• _Goal of the exercise_
Find every line in the records that holds the string "arbetslöshet". Copy each one.

• _A block of data_
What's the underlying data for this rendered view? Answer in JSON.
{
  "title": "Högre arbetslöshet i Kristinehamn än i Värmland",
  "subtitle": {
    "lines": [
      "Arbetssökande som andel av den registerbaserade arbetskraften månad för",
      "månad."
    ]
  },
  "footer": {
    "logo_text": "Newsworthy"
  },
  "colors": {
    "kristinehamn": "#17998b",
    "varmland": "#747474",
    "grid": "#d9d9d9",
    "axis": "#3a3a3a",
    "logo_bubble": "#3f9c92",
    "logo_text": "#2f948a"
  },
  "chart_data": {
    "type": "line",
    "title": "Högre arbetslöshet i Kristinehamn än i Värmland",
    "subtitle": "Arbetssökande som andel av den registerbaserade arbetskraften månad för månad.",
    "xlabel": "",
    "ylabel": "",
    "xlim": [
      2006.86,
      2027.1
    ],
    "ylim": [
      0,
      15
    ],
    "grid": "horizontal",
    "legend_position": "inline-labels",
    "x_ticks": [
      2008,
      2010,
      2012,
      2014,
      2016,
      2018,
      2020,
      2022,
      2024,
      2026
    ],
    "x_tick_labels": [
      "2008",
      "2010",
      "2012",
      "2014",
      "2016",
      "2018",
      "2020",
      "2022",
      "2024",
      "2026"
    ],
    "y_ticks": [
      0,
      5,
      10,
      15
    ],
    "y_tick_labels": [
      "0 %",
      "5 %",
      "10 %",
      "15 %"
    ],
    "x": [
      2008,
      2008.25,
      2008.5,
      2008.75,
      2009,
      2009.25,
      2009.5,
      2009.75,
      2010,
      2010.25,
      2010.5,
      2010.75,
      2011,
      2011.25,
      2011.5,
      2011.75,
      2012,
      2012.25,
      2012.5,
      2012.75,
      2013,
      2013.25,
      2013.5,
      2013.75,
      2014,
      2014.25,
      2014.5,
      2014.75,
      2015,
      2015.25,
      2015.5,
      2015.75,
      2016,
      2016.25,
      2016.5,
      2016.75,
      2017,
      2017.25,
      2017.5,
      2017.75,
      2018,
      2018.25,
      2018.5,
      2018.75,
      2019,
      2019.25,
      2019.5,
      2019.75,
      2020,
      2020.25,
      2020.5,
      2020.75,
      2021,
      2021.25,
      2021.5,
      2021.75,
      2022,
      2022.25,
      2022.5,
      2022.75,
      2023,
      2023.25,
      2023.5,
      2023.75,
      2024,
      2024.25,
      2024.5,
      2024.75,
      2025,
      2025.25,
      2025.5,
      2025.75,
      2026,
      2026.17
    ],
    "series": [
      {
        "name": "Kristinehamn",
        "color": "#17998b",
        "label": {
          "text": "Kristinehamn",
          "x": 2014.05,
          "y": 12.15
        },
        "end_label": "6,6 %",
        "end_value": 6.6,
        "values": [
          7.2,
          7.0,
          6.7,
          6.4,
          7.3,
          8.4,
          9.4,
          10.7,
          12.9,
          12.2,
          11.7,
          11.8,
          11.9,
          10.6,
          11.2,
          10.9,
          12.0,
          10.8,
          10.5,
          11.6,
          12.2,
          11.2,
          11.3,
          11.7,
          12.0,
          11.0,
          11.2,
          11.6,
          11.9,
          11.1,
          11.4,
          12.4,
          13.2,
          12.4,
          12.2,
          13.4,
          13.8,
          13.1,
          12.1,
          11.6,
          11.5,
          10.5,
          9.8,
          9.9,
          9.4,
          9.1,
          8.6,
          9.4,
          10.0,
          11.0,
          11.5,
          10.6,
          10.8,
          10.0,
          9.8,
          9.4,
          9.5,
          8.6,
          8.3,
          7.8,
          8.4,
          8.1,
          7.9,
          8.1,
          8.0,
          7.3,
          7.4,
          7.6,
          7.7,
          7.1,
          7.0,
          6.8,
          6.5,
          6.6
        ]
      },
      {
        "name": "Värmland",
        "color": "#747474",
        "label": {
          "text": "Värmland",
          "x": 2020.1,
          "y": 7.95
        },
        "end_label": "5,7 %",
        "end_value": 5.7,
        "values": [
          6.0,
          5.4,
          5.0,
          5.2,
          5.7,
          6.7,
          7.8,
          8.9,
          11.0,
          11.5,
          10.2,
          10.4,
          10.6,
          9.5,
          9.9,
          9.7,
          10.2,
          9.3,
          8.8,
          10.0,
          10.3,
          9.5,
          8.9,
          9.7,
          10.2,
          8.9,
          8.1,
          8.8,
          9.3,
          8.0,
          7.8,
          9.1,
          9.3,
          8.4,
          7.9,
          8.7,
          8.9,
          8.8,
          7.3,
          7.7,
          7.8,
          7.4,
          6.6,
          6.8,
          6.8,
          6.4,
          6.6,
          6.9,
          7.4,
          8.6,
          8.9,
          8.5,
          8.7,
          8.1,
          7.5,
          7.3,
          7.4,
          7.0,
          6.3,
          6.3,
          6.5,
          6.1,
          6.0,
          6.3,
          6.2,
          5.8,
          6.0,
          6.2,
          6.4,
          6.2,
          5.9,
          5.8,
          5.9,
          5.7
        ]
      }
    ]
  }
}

• _Reply_
  "title": "Högre arbetslöshet i Kristinehamn än i Värmland",
    "title": "Högre arbetslöshet i Kristinehamn än i Värmland",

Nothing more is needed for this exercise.